- What to produce: The entries are to be output in full, word for word.

········

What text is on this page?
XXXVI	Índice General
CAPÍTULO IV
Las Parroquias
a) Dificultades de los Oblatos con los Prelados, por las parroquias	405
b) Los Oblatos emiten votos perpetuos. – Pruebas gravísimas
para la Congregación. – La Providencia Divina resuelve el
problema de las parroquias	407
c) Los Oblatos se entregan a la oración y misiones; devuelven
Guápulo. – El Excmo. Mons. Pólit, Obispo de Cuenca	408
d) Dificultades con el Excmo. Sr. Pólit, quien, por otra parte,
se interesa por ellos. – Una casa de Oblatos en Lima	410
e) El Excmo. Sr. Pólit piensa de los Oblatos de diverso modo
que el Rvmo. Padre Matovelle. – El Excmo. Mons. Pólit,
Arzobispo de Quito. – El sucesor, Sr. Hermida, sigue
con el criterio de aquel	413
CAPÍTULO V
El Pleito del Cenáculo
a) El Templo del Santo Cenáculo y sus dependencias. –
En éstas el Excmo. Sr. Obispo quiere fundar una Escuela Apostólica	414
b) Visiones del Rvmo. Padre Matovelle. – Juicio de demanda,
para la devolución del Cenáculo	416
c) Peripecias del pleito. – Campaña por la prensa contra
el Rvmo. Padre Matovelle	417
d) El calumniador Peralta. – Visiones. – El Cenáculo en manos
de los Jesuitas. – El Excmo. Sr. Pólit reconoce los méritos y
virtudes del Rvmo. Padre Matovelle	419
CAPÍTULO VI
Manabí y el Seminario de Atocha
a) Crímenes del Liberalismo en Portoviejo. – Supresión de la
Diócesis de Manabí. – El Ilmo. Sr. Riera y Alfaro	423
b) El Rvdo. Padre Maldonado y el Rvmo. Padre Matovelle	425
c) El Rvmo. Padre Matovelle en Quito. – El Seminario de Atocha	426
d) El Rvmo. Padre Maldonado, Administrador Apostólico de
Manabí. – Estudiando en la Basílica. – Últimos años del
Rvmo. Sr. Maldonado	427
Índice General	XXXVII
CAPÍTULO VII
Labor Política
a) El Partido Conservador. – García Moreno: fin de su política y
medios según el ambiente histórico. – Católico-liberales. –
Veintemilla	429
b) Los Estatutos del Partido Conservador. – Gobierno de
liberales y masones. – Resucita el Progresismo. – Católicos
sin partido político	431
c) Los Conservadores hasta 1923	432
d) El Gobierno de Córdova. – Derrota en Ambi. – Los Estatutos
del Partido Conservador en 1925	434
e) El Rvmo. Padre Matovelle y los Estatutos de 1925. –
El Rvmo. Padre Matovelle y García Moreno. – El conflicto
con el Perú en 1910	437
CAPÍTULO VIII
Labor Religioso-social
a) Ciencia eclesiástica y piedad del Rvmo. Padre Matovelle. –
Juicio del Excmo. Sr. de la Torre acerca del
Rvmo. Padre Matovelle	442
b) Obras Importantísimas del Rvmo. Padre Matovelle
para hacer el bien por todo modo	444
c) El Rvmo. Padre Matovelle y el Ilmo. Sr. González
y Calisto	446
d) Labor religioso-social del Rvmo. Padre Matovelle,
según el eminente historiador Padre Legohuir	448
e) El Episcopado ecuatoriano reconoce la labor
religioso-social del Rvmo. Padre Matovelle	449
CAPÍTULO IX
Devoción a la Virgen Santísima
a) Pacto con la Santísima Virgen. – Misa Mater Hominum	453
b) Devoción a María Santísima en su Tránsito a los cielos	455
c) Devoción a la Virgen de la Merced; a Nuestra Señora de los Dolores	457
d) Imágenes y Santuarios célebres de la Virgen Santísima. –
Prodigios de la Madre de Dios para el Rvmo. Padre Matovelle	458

········

- Response box:
What text is on this page?
XXXVI	Índice General
CAPÍTULO IV
Las Parroquias
a) Dificultades de los Oblatos con los Prelados, por las parroquias	405
b) Los Oblatos emiten votos perpetuos. – Pruebas gravísimas
para la Congregación. – La Providencia Divina resuelve el
problema de las parroquias	407
c) Los Oblatos se entregan a la oración y misiones; devuelven
Guápulo. – El Excmo. Mons. Pólit, Obispo de Cuenca	408
d) Dificultades con el Excmo. Sr. Pólit, quien, por otra parte,
se interesa por ellos. – Una casa de Oblatos en Lima	410
e) El Excmo. Sr. Pólit piensa de los Oblatos de diverso modo
que el Rvmo. Padre Matovelle. – El Excmo. Mons. Pólit,
Arzobispo de Quito. – El sucesor, Sr. Hermida, sigue
con el criterio de aquel	413
CAPÍTULO V
El Pleito del Cenáculo
a) El Templo del Santo Cenáculo y sus dependencias. –
En éstas el Excmo. Sr. Obispo quiere fundar una Escuela Apostólica	414
b) Visiones del Rvmo. Padre Matovelle. – Juicio de demanda,
para la devolución del Cenáculo	416
c) Peripecias del pleito. – Campaña por la prensa contra
el Rvmo. Padre Matovelle	417
d) El calumniador Peralta. – Visiones. – El Cenáculo en manos
de los Jesuitas. – El Excmo. Sr. Pólit reconoce los méritos y
virtudes del Rvmo. Padre Matovelle	419
CAPÍTULO VI
Manabí y el Seminario de Atocha
a) Crímenes del Liberalismo en Portoviejo. – Supresión de la
Diócesis de Manabí. – El Ilmo. Sr. Riera y Alfaro	423
b) El Rvdo. Padre Maldonado y el Rvmo. Padre Matovelle	425
c) El Rvmo. Padre Matovelle en Quito. – El Seminario de Atocha	426
d) El Rvmo. Padre Maldonado, Administrador Apostólico de
Manabí. – Estudiando en la Basílica. – Últimos años del
Rvmo. Sr. Maldonado	427
Índice General	XXXVII
CAPÍTULO VII
Labor Política
a) El Partido Conservador. – García Moreno: fin de su política y
medios según el ambiente histórico. – Católico-liberales. –
Veintemilla	429
b) Los Estatutos del Partido Conservador. – Gobierno de
liberales y masones. – Resucita el Progresismo. – Católicos
sin partido político	431
c) Los Conservadores hasta 1923	432
d) El Gobierno de Córdova. – Derrota en Ambi. – Los Estatutos
del Partido Conservador en 1925	434
e) El Rvmo. Padre Matovelle y los Estatutos de 1925. –
El Rvmo. Padre Matovelle y García Moreno. – El conflicto
con el Perú en 1910	437
CAPÍTULO VIII
Labor Religioso-social
a) Ciencia eclesiástica y piedad del Rvmo. Padre Matovelle. –
Juicio del Excmo. Sr. de la Torre acerca del
Rvmo. Padre Matovelle	442
b) Obras Importantísimas del Rvmo. Padre Matovelle
para hacer el bien por todo modo	444
c) El Rvmo. Padre Matovelle y el Ilmo. Sr. González
y Calisto	446
d) Labor religioso-social del Rvmo. Padre Matovelle,
según el eminente historiador Padre Legohuir	448
e) El Episcopado ecuatoriano reconoce la labor
religioso-social del Rvmo. Padre Matovelle	449
CAPÍTULO IX
Devoción a la Virgen Santísima
a) Pacto con la Santísima Virgen. – Misa Mater Hominum	453
b) Devoción a María Santísima en su Tránsito a los cielos	455
c) Devoción a la Virgen de la Merced; a Nuestra Señora de los Dolores	457
d) Imágenes y Santuarios célebres de la Virgen Santísima. –
Prodigios de la Madre de Dios para el Rvmo. Padre Matovelle	458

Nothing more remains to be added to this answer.